Quote the records that follow in full and exactly; leave out the pictures.

==== Input

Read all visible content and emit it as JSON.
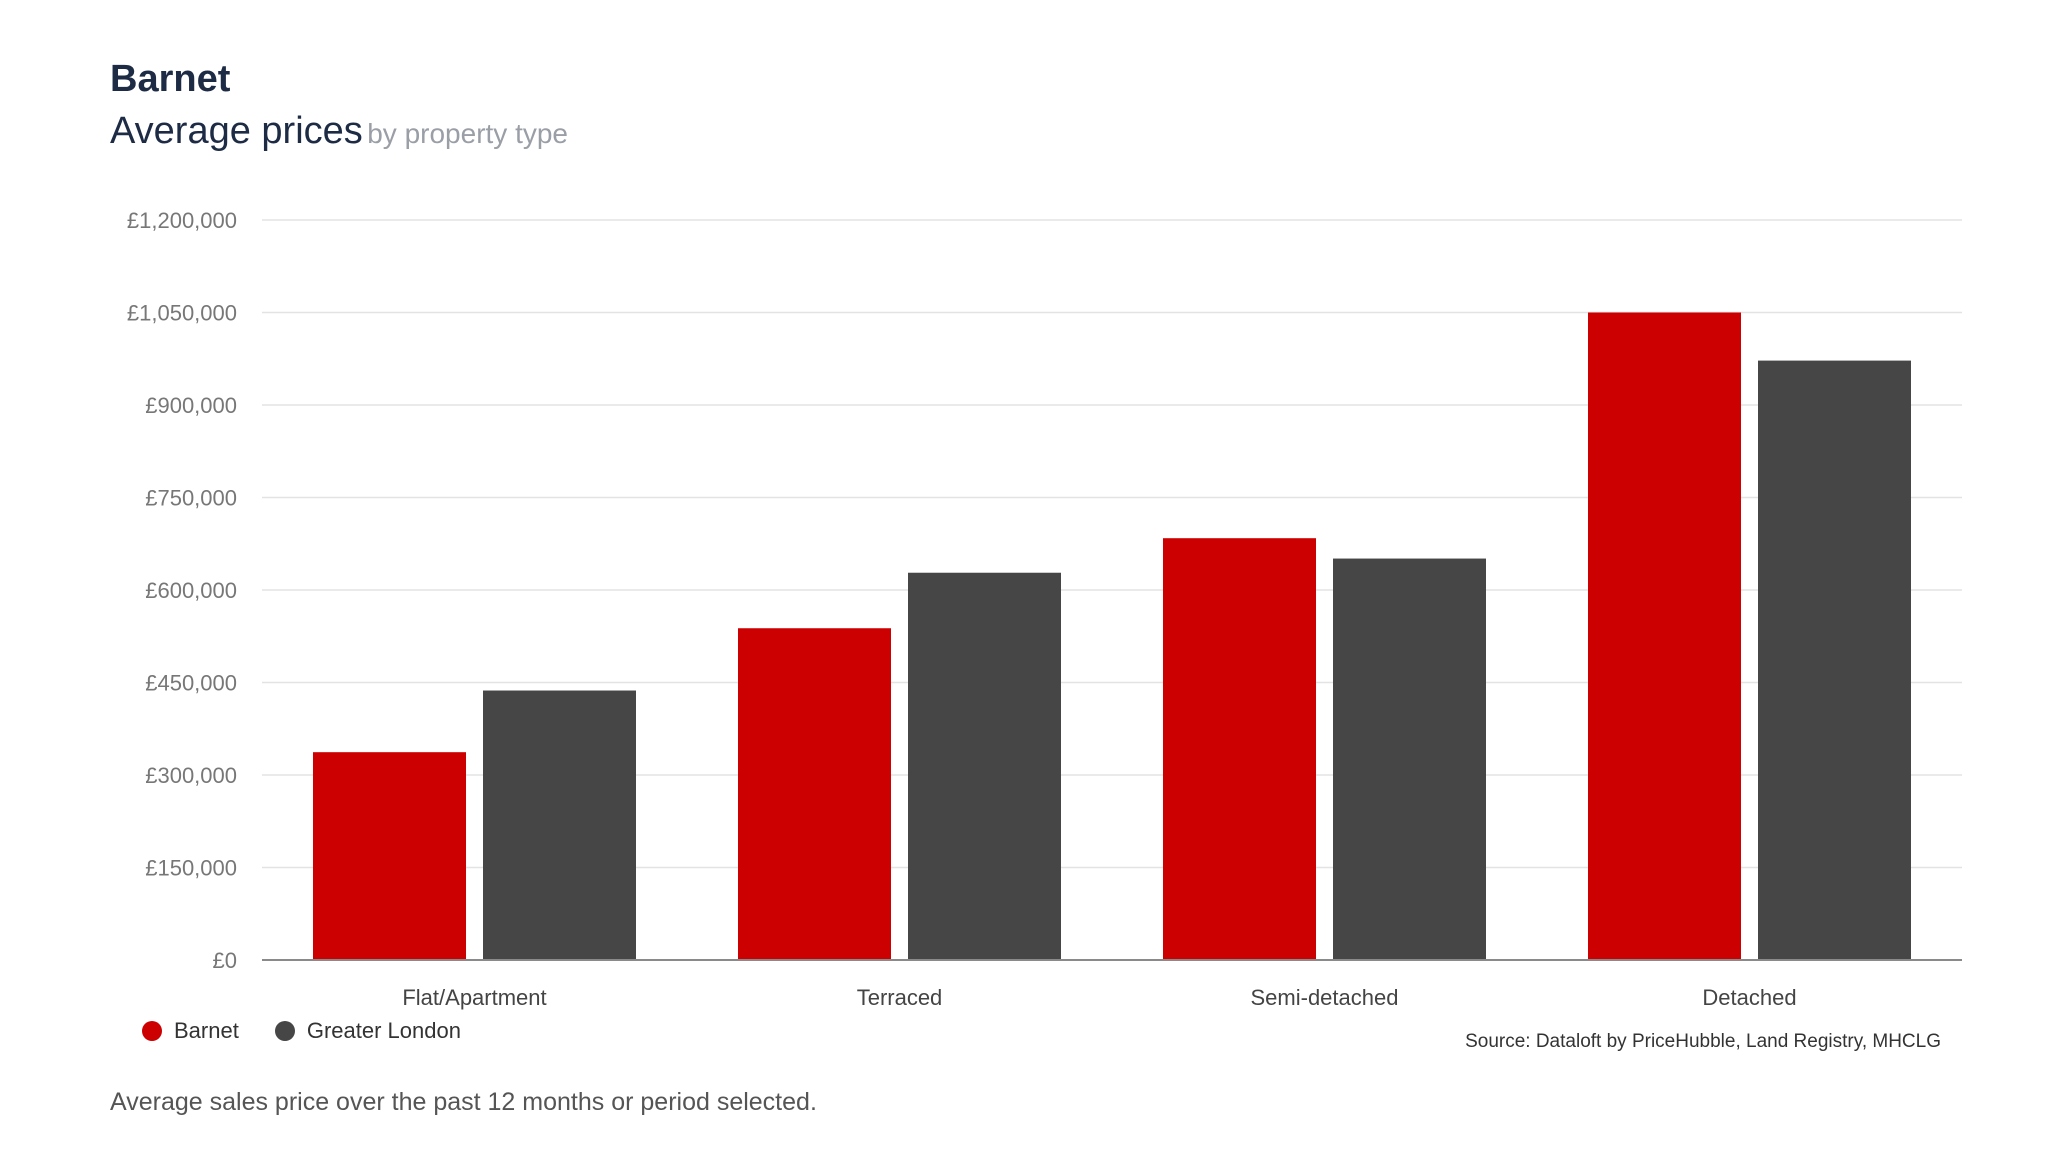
{
  "header": {
    "title": "Barnet",
    "subtitle_main": "Average prices",
    "subtitle_sub": "by property type"
  },
  "legend": {
    "items": [
      {
        "label": "Barnet",
        "color": "#cc0000"
      },
      {
        "label": "Greater London",
        "color": "#464646"
      }
    ]
  },
  "source": "Source: Dataloft by PriceHubble, Land Registry, MHCLG",
  "footnote": "Average sales price over the past 12 months or period selected.",
  "chart_data": {
    "type": "bar",
    "title": "Average prices by property type",
    "xlabel": "",
    "ylabel": "",
    "categories": [
      "Flat/Apartment",
      "Terraced",
      "Semi-detached",
      "Detached"
    ],
    "series": [
      {
        "name": "Barnet",
        "color": "#cc0000",
        "values": [
          337000,
          538000,
          684000,
          1050000
        ]
      },
      {
        "name": "Greater London",
        "color": "#464646",
        "values": [
          437000,
          628000,
          651000,
          972000
        ]
      }
    ],
    "ylim": [
      0,
      1200000
    ],
    "yticks": [
      0,
      150000,
      300000,
      450000,
      600000,
      750000,
      900000,
      1050000,
      1200000
    ],
    "ytick_labels": [
      "£0",
      "£150,000",
      "£300,000",
      "£450,000",
      "£600,000",
      "£750,000",
      "£900,000",
      "£1,050,000",
      "£1,200,000"
    ],
    "grid": true,
    "legend_position": "bottom-left"
  }
}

========

• [Solution to this task]
Read all visible content and emit it as JSON.
{
  "header": {
    "title": "Barnet",
    "subtitle_main": "Average prices",
    "subtitle_sub": "by property type"
  },
  "legend": {
    "items": [
      {
        "label": "Barnet",
        "color": "#cc0000"
      },
      {
        "label": "Greater London",
        "color": "#464646"
      }
    ]
  },
  "source": "Source: Dataloft by PriceHubble, Land Registry, MHCLG",
  "footnote": "Average sales price over the past 12 months or period selected.",
  "chart_data": {
    "type": "bar",
    "title": "Average prices by property type",
    "xlabel": "",
    "ylabel": "",
    "categories": [
      "Flat/Apartment",
      "Terraced",
      "Semi-detached",
      "Detached"
    ],
    "series": [
      {
        "name": "Barnet",
        "color": "#cc0000",
        "values": [
          337000,
          538000,
          684000,
          1050000
        ]
      },
      {
        "name": "Greater London",
        "color": "#464646",
        "values": [
          437000,
          628000,
          651000,
          972000
        ]
      }
    ],
    "ylim": [
      0,
      1200000
    ],
    "yticks": [
      0,
      150000,
      300000,
      450000,
      600000,
      750000,
      900000,
      1050000,
      1200000
    ],
    "ytick_labels": [
      "£0",
      "£150,000",
      "£300,000",
      "£450,000",
      "£600,000",
      "£750,000",
      "£900,000",
      "£1,050,000",
      "£1,200,000"
    ],
    "grid": true,
    "legend_position": "bottom-left"
  }
}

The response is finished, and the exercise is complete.